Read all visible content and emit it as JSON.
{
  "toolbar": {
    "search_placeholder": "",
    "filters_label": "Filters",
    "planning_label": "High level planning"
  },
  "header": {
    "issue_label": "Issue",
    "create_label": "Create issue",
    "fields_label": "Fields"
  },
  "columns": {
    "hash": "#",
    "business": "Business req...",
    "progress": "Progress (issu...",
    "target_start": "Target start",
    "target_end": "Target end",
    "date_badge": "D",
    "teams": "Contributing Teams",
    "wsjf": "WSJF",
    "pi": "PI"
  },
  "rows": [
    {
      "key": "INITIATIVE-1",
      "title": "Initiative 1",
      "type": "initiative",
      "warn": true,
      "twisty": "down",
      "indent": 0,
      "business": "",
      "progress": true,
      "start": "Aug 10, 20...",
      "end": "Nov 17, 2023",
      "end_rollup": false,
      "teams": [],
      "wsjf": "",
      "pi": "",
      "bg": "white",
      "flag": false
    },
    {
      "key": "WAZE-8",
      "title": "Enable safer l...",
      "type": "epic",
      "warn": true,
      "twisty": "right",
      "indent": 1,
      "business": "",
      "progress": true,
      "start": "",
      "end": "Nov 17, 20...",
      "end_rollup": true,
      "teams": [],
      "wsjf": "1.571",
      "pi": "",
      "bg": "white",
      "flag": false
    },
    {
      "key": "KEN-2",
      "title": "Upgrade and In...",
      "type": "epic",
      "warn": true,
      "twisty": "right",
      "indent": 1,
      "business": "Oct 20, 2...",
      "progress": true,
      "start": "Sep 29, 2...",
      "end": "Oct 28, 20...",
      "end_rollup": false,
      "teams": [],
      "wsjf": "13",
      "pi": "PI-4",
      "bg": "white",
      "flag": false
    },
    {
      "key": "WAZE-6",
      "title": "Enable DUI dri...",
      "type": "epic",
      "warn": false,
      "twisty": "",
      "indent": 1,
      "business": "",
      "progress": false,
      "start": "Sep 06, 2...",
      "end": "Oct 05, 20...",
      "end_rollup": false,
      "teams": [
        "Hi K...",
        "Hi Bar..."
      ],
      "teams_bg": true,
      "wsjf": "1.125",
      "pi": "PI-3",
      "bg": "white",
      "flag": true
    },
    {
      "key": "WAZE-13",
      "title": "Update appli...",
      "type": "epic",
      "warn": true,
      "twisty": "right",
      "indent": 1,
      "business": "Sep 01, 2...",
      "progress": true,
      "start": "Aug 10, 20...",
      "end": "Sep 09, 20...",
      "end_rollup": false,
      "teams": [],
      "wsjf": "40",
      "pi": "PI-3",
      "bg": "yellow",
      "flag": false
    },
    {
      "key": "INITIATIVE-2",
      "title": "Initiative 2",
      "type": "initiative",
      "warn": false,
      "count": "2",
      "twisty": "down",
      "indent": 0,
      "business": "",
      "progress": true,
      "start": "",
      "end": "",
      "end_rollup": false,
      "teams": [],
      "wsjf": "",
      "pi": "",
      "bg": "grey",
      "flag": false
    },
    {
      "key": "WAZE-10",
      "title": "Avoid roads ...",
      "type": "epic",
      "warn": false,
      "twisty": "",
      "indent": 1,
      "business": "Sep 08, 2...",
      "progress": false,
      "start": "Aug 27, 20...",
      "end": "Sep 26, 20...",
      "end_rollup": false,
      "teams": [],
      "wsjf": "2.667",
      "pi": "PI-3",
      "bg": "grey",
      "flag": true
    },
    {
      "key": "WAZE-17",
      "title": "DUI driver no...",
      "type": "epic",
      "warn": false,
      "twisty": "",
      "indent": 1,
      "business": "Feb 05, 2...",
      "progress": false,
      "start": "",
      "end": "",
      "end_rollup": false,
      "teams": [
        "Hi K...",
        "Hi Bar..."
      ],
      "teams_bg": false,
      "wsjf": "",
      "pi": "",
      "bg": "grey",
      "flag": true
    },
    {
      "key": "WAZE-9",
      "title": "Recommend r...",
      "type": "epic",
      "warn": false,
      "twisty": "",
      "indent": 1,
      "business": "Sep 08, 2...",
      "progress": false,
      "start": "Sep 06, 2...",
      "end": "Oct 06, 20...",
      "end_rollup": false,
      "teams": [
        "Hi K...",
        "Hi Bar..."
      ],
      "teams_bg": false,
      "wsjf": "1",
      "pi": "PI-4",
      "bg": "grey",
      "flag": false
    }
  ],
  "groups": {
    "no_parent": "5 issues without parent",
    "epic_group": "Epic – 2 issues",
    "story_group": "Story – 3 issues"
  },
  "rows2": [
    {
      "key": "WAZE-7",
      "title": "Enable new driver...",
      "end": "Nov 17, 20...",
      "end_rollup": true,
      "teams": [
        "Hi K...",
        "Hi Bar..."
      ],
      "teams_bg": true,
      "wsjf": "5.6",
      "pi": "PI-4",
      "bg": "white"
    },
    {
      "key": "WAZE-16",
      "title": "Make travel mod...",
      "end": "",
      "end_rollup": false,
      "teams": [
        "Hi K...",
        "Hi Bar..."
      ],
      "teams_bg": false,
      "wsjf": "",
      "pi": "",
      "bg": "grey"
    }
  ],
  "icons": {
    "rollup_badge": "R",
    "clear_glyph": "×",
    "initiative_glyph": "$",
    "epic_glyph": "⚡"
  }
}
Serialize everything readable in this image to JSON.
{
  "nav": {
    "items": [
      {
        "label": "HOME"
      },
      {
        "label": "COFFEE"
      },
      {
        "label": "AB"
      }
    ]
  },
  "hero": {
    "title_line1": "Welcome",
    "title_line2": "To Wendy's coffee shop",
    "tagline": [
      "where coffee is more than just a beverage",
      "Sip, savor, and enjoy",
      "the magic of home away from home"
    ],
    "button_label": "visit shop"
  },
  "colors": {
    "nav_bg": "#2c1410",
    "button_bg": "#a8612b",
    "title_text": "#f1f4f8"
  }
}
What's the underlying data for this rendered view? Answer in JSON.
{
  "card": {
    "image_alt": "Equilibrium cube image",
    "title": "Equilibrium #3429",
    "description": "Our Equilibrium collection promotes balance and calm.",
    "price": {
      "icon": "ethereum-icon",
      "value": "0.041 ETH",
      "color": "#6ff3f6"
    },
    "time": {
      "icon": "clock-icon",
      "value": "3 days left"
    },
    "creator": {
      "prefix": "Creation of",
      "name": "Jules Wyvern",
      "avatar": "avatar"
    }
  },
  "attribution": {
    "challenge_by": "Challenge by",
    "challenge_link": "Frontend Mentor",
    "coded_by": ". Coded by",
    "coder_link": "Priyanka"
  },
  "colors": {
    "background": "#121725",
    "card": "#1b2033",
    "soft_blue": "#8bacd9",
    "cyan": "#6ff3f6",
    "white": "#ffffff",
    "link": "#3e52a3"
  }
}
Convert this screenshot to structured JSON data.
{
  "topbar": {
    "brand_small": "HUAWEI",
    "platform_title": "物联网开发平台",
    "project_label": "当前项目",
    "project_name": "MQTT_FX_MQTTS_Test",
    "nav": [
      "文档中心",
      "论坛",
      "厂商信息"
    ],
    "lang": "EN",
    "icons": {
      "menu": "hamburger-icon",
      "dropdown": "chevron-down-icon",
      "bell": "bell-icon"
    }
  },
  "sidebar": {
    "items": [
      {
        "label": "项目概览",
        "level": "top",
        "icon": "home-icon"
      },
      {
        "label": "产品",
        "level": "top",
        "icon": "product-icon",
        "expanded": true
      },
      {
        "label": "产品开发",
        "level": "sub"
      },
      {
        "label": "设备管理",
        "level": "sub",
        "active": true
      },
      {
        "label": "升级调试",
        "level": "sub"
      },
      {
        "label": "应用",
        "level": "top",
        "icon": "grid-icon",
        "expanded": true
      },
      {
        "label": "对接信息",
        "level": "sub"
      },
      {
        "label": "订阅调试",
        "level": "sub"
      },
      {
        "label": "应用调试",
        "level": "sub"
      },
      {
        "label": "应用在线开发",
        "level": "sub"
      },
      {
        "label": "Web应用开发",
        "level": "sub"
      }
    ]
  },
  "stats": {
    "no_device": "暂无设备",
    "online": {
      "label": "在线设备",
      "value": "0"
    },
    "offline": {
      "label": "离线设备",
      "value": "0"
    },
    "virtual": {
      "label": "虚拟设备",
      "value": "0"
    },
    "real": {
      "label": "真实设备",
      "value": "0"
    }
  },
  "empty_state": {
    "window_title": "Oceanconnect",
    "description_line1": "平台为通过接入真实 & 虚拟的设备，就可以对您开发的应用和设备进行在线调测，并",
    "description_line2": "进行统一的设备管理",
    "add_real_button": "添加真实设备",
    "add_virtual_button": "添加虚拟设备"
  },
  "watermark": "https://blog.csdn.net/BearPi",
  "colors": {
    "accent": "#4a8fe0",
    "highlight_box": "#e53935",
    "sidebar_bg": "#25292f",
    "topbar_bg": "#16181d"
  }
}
++++++++++
WRITTEN TASK >>
Pull out every line of the records that includes the string "JSON".

RESULT OF THIS TASK >>
Read all visible content and emit it as JSON.
Serialize everything readable in this image to JSON.
What's the underlying data for this rendered view? Answer in JSON.
Convert this screenshot to structured JSON data.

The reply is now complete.